Java EE Timer-based JAX-RS client to cloud file store application to facilitate analysis of text content obtained from APIs (proof of concept).
Source code: https://github.com/UCL/wsclient-cloudstore-poc
Background
Context
Currently, the data collection relies on physical and virtual infrastructure provided by CS UCL. These are Linux machines where components for monitoring and logging are custom-made or missing. Also, some of the business logic relies on CRON tasks. Given the variety of cloud-based resources and platforms available, this proof-of-concept implements a very simple process: retrieve periodically JSON data from a public REST API to save it in some cloud storage facility with the business logic carried out completely by the application.
Objectives
-
Develop a deployable artifact as a proof-of-concept of data collection on the cloud
-
The application should run on PaaS, IaaS such a cloud server or locally on one of the servers in CS UCL
-
The application must be configurable to allow users to use their own credentials
Resources and platforms
Data sources - Twitter API
This proof-of-concept application is designed to retrieve JSON data from a REST endpoint such as Twitter and Instagram APIs.
| This implementation does not support the use of "Streaming" APIs. |
Twitter’s standard search API is used by the application. While not meant to be an exhaustive source of tweets, it still offers a combination of search terms and operators that can be combined with geolocation parameters and language, as well as date limits within the last 7-day range. This would allow to run a query to extract the tweets created in one specific date.
- Resource URL
For more information on Twitter Standard search API:
PaaS - Heroku
While the wsclient-app module can be deployed in an existing installation of a Java EE 8 server like Glassfieh 5. This proof-of-concept
uses the public PaaS Heroku
Heroku uses dynos, lightweight Linuz application containers pre-configured for specific process types. The free account allows 1 worker/1 web process types.
This proof-of-concept uses a worker dyno.
For more information on Heroku https://devcenter.heroku.com/articles/how-heroku-works
Deployment with Git
Heroku allows the deployment of applications from sources in an existing Github repository. With its CLI, the process would be
heroku login git clone git@github.com:UCL/wsclient-cloudstore-poc.git cd wsclient-cloudstore-poc heroku create wsclient-cloudstore-poc-ly4y5z
The last command will create an instance on Heroku with its own Git repository, which is added as a remote to the user:
$ git remote -v heroku https://git.heroku.com/wsclient-cloudstore-poc-ly4y5z.git (fetch) heroku https://git.heroku.com/wsclient-cloudstore-poc-ly4y5z.git (push) origin git@github.com:UCL/wsclient-cloudstore-poc.git (fetch) origin git@github.com:UCL/wsclient-cloudstore-poc.git (push)
Deployment of the application is done with:
heroku push heroku master
This instructs Heroku to build the application using Maven, unless Maven Wrapper is detected, in which case mvnw will be used instead.

(Image-based layout entries)
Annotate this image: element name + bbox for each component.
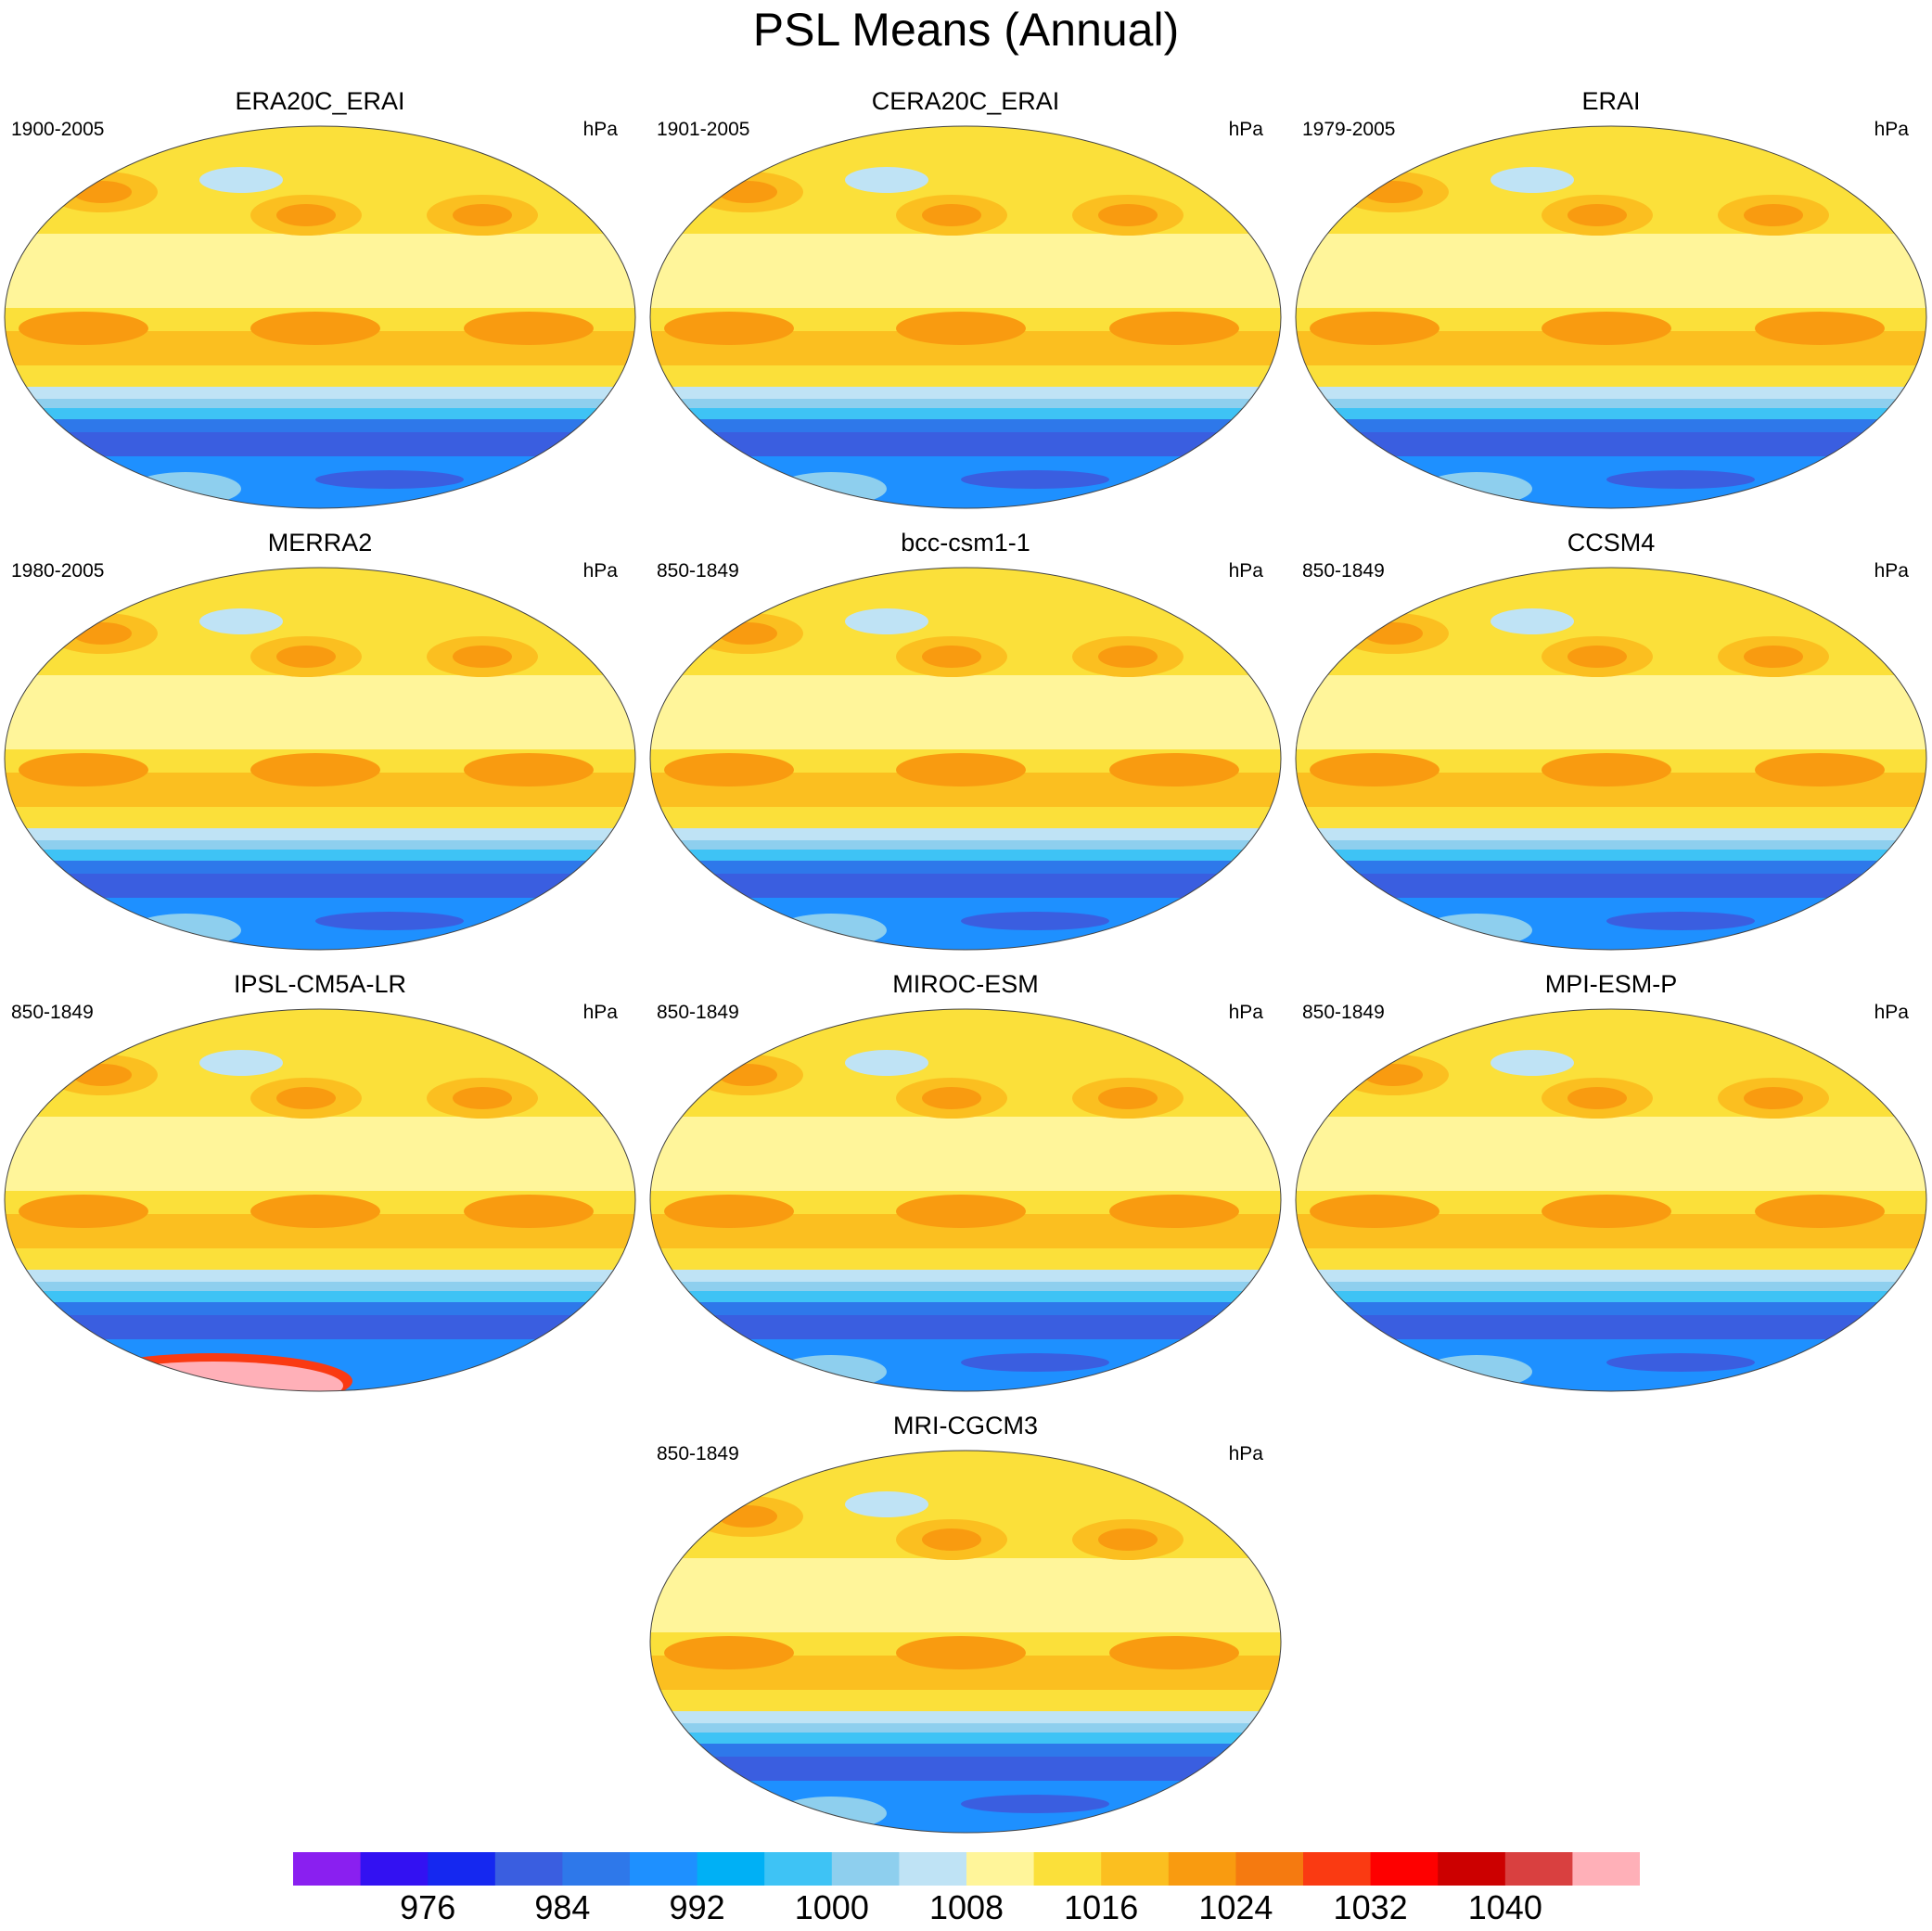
colorbar-tick-label: 1008	[928, 1888, 1004, 1926]
panel-period: 850-1849	[11, 1002, 94, 1023]
map-plot	[4, 1008, 636, 1392]
panel-period: 1979-2005	[1302, 119, 1396, 140]
map-panel: ERA20C_ERAI 1900-2005 hPa	[0, 85, 640, 512]
figure-title: PSL Means (Annual)	[752, 4, 1180, 56]
map-plot	[649, 567, 1282, 951]
colorbar-swatch	[1370, 1852, 1439, 1886]
colorbar-swatch	[1168, 1852, 1236, 1886]
map-plot	[649, 1008, 1282, 1392]
panel-period: 850-1849	[657, 560, 739, 582]
panel-title: bcc-csm1-1	[901, 529, 1030, 556]
map-plot	[4, 567, 636, 951]
panel-title: ERA20C_ERAI	[235, 87, 405, 115]
colorbar-swatch	[1303, 1852, 1372, 1886]
map-panel: CERA20C_ERAI 1901-2005 hPa	[646, 85, 1286, 512]
map-plot	[1295, 1008, 1927, 1392]
colorbar-tick-label: 1000	[794, 1888, 869, 1926]
map-panel: ERAI 1979-2005 hPa	[1291, 85, 1931, 512]
colorbar-swatch	[1235, 1852, 1304, 1886]
map-plot	[1295, 567, 1927, 951]
map-panel: MPI-ESM-P 850-1849 hPa	[1291, 968, 1931, 1395]
panel-units: hPa	[1874, 1002, 1909, 1023]
map-panel: CCSM4 850-1849 hPa	[1291, 527, 1931, 953]
map-panel: MIROC-ESM 850-1849 hPa	[646, 968, 1286, 1395]
map-plot	[1295, 125, 1927, 509]
panel-title: MERRA2	[267, 529, 373, 556]
map-plot	[649, 125, 1282, 509]
panel-units: hPa	[1228, 560, 1263, 582]
colorbar-swatch	[562, 1852, 631, 1886]
colorbar-tick-label: 992	[669, 1888, 725, 1926]
colorbar-swatch	[697, 1852, 765, 1886]
map-panel: IPSL-CM5A-LR 850-1849 hPa	[0, 968, 640, 1395]
panel-units: hPa	[582, 119, 618, 140]
colorbar-swatch	[1572, 1852, 1640, 1886]
colorbar-swatch	[1101, 1852, 1170, 1886]
colorbar-swatch	[966, 1852, 1035, 1886]
colorbar-swatch	[293, 1852, 362, 1886]
panel-units: hPa	[1228, 1002, 1263, 1023]
panel-period: 850-1849	[657, 1443, 739, 1464]
colorbar-tick-label: 1016	[1064, 1888, 1139, 1926]
panel-units: hPa	[1874, 560, 1909, 582]
panel-period: 850-1849	[657, 1002, 739, 1023]
panel-period: 850-1849	[1302, 560, 1385, 582]
panel-title: MPI-ESM-P	[1544, 970, 1678, 998]
colorbar-tick-label: 976	[400, 1888, 456, 1926]
colorbar-swatch	[428, 1852, 496, 1886]
colorbar-tick-label: 984	[534, 1888, 591, 1926]
colorbar-tick-label: 1024	[1198, 1888, 1273, 1926]
colorbar-tick-label: 1040	[1467, 1888, 1542, 1926]
map-panel: MRI-CGCM3 850-1849 hPa	[646, 1410, 1286, 1836]
colorbar	[293, 1852, 1640, 1886]
map-panel: MERRA2 1980-2005 hPa	[0, 527, 640, 953]
panel-title: MIROC-ESM	[892, 970, 1039, 998]
colorbar-swatch	[1438, 1852, 1506, 1886]
panel-title: CCSM4	[1567, 529, 1656, 556]
colorbar-swatch	[360, 1852, 429, 1886]
colorbar-swatch	[1033, 1852, 1102, 1886]
colorbar-swatch	[764, 1852, 833, 1886]
panel-units: hPa	[1874, 119, 1909, 140]
panel-units: hPa	[1228, 119, 1263, 140]
colorbar-swatch	[831, 1852, 900, 1886]
panel-period: 1900-2005	[11, 119, 105, 140]
map-plot	[649, 1450, 1282, 1834]
panel-title: MRI-CGCM3	[893, 1412, 1038, 1439]
panel-period: 1901-2005	[657, 119, 750, 140]
map-panel: bcc-csm1-1 850-1849 hPa	[646, 527, 1286, 953]
colorbar-swatch	[899, 1852, 967, 1886]
panel-period: 850-1849	[1302, 1002, 1385, 1023]
panel-title: CERA20C_ERAI	[871, 87, 1060, 115]
colorbar-tick-label: 1032	[1333, 1888, 1408, 1926]
colorbar-labels: 976 984 992 1000 1008 1016 1024 1032 1040	[0, 1887, 1932, 1928]
panel-units: hPa	[582, 560, 618, 582]
panel-title: ERAI	[1581, 87, 1641, 115]
colorbar-swatch	[494, 1852, 563, 1886]
panel-units: hPa	[1228, 1443, 1263, 1464]
panel-title: IPSL-CM5A-LR	[233, 970, 407, 998]
colorbar-swatch	[630, 1852, 698, 1886]
panel-units: hPa	[582, 1002, 618, 1023]
map-plot	[4, 125, 636, 509]
colorbar-swatch	[1504, 1852, 1573, 1886]
panel-period: 1980-2005	[11, 560, 105, 582]
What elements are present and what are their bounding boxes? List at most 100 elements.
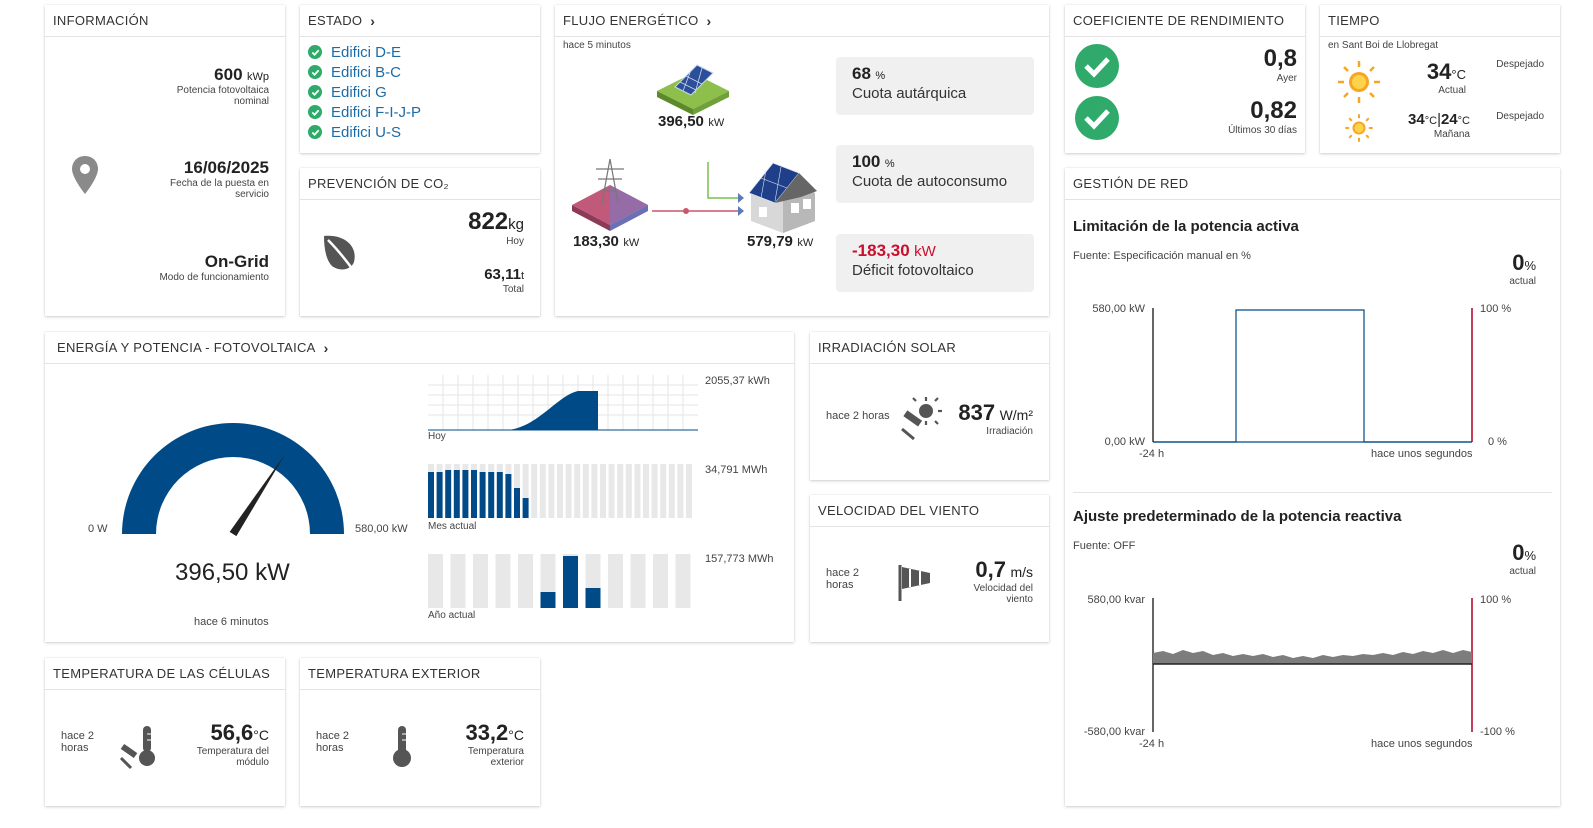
- activa-pct-unit: %: [1524, 258, 1536, 273]
- estado-card[interactable]: ESTADO › Edifici D-E Edifici B-C Edifici …: [300, 5, 540, 153]
- solar-panel-icon: [653, 55, 733, 122]
- temp-celulas-time: hace 2 horas: [61, 730, 95, 754]
- chevron-right-icon[interactable]: ›: [323, 339, 329, 356]
- tiempo-card: TIEMPO en Sant Boi de Llobregat 34°C Act…: [1320, 5, 1560, 153]
- mes-bar: [436, 472, 443, 518]
- mes-bar-bg: [462, 464, 469, 470]
- info-title: INFORMACIÓN: [45, 5, 285, 37]
- weather-tom-unit-b: °C: [1457, 115, 1470, 127]
- co2-today-label: Hoy: [506, 236, 524, 247]
- status-item[interactable]: Edifici F-I-J-P: [308, 102, 540, 122]
- cuota-autarquica-unit: %: [875, 70, 886, 82]
- co2-card: PREVENCIÓN DE CO₂ 822kg Hoy 63,11t Total: [300, 168, 540, 316]
- mes-bar: [660, 464, 667, 518]
- check-circle-icon: [1075, 96, 1119, 145]
- energia-header[interactable]: ENERGÍA Y POTENCIA - FOTOVOLTAICA ›: [45, 332, 794, 364]
- status-item-label[interactable]: Edifici D-E: [331, 43, 402, 61]
- status-item[interactable]: Edifici U-S: [308, 122, 540, 142]
- leaf-icon: [320, 232, 360, 281]
- flujo-house-value: 579,79: [747, 233, 793, 250]
- check-icon: [308, 45, 322, 59]
- check-icon: [308, 65, 322, 79]
- mes-bar-bg: [514, 464, 520, 488]
- reactiva-title: Ajuste predeterminado de la potencia rea…: [1073, 508, 1402, 525]
- mes-bar-bg: [453, 464, 460, 470]
- mes-bar: [651, 464, 658, 518]
- anio-bar: [585, 588, 601, 608]
- energia-title: ENERGÍA Y POTENCIA - FOTOVOLTAICA: [57, 340, 316, 355]
- mes-bar: [445, 470, 452, 518]
- mes-total: 34,791 MWh: [705, 464, 768, 476]
- gestion-card: GESTIÓN DE RED Limitación de la potencia…: [1065, 168, 1560, 806]
- status-item-label[interactable]: Edifici G: [331, 83, 387, 101]
- co2-total-label: Total: [502, 284, 524, 295]
- estado-header[interactable]: ESTADO ›: [300, 5, 540, 37]
- status-item-label[interactable]: Edifici U-S: [331, 123, 402, 141]
- temp-exterior-value: 33,2: [465, 720, 509, 745]
- co2-today-unit: kg: [508, 216, 524, 233]
- temp-exterior-card: TEMPERATURA EXTERIOR hace 2 horas 33,2°C…: [300, 658, 540, 806]
- chevron-right-icon[interactable]: ›: [706, 12, 712, 29]
- mode-label: Modo de funcionamiento: [159, 272, 269, 283]
- status-item[interactable]: Edifici B-C: [308, 62, 540, 82]
- mes-bar: [505, 474, 512, 518]
- power-label: Potencia fotovoltaica nominal: [176, 85, 269, 107]
- anio-bar: [630, 554, 646, 608]
- reactiva-ymin: -580,00 kvar: [1083, 726, 1145, 738]
- co2-total-value: 63,11: [484, 266, 521, 283]
- location-pin-icon: [71, 155, 99, 200]
- commission-date-label: Fecha de la puesta en servicio: [170, 178, 269, 200]
- status-item[interactable]: Edifici G: [308, 82, 540, 102]
- deficit-value: -183,30: [852, 241, 910, 260]
- mes-bar: [471, 470, 477, 518]
- temp-celulas-value: 56,6: [210, 720, 254, 745]
- activa-rmin: 0 %: [1488, 436, 1507, 448]
- temp-exterior-time: hace 2 horas: [316, 730, 350, 754]
- irradiacion-value: 837: [958, 400, 996, 425]
- irradiacion-title: IRRADIACIÓN SOLAR: [810, 332, 1049, 364]
- deficit-label: Déficit fotovoltaico: [852, 262, 974, 279]
- mes-bar-bg: [522, 464, 529, 498]
- reactiva-pct: 0: [1512, 540, 1525, 565]
- mes-bar: [600, 464, 606, 518]
- energia-card[interactable]: ENERGÍA Y POTENCIA - FOTOVOLTAICA › 0 W 5…: [45, 332, 794, 642]
- hoy-chart: [428, 375, 698, 431]
- mes-bar: [617, 464, 624, 518]
- viento-unit: m/s: [1010, 564, 1033, 580]
- viento-value: 0,7: [975, 557, 1006, 582]
- mes-bar: [686, 464, 692, 518]
- flujo-title: FLUJO ENERGÉTICO: [563, 13, 699, 28]
- hoy-label: Hoy: [428, 431, 446, 442]
- mes-bar-bg: [436, 464, 443, 472]
- house-icon: [745, 157, 821, 238]
- status-item-label[interactable]: Edifici F-I-J-P: [331, 103, 421, 121]
- tiempo-location: en Sant Boi de Llobregat: [1328, 40, 1439, 51]
- temp-exterior-unit: °C: [508, 727, 524, 743]
- estado-title: ESTADO: [308, 13, 363, 28]
- mes-bar: [428, 472, 434, 518]
- flow-arrows-icon: [650, 160, 745, 225]
- reactiva-pct-label: actual: [1509, 566, 1536, 577]
- mes-bar-bg: [471, 464, 477, 470]
- deficit-unit: kW: [914, 243, 936, 260]
- status-item[interactable]: Edifici D-E: [308, 42, 540, 62]
- activa-ymax: 580,00 kW: [1092, 303, 1145, 315]
- coef-label-2: Últimos 30 días: [1228, 125, 1297, 136]
- co2-title: PREVENCIÓN DE CO₂: [300, 168, 540, 200]
- reactiva-ymax: 580,00 kvar: [1087, 594, 1145, 606]
- reactiva-rmin: -100 %: [1480, 726, 1515, 738]
- flujo-pv-unit: kW: [708, 117, 725, 129]
- temp-celulas-title: TEMPERATURA DE LAS CÉLULAS: [45, 658, 285, 690]
- status-item-label[interactable]: Edifici B-C: [331, 63, 402, 81]
- mes-bar: [522, 498, 529, 518]
- chevron-right-icon[interactable]: ›: [370, 12, 376, 29]
- mes-bar: [488, 472, 495, 518]
- irradiacion-time: hace 2 horas: [826, 410, 890, 422]
- sun-icon: [1344, 113, 1374, 148]
- mes-bar: [565, 464, 572, 518]
- mes-bar: [514, 488, 520, 518]
- anio-bar: [675, 554, 691, 608]
- flujo-header[interactable]: FLUJO ENERGÉTICO ›: [555, 5, 1049, 37]
- weather-tom-temp-b: 24: [1440, 111, 1458, 128]
- mes-bar: [643, 464, 649, 518]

EXERCISE DESCRIPTION
Continue the page text on the cloud data-collection proof of concept from its last sentence, keeping its style and not drawing on the listing.

THE REPLY
It is possible to run the application with Heroku locally, for testing before pushing to the heroku remote:
heroku local
Deployment with Heroku Maven Plugin
It is also possible to build and package the application locally and deploy the artifacts on Heroku using the Maven plugin. This method is also recommended when deploying from a CI server like Travis CI.
The application module wsclient-main is configured to use this plugin in its pom.xml:
<plugin>
<groupId>com.heroku.sdk</groupId>
<artifactId>heroku-maven-plugin</artifactId>
<version>${plu.heroku.version}</version>
<configuration>
<appName>wsclient-cloudstore-poc-ly4y5z</appName>
<processTypes>
<worker>sh target/app/bin/glassfish5</worker>
</processTypes>
</configuration>
</plugin>
Then the application can be deployed with:
./mvnw clean heroku:deploy -pl wsclient-main
UCL Office365 OneDrive
Cloud-based Office 365 suite used by UCL includes OneDrive which can be accessed through a REST API. This API is part of the Microsoft Graph, a common API for Microsoft resources.
The endpoint used in this proof-of-concept application is:
PUT /me/drive/items/{parent-id}:/{filename}:/content
where {parent-id} could point to the personal drive root or a shared drive.
A successful upload (PUT request) returns a 201 HTTP code (created).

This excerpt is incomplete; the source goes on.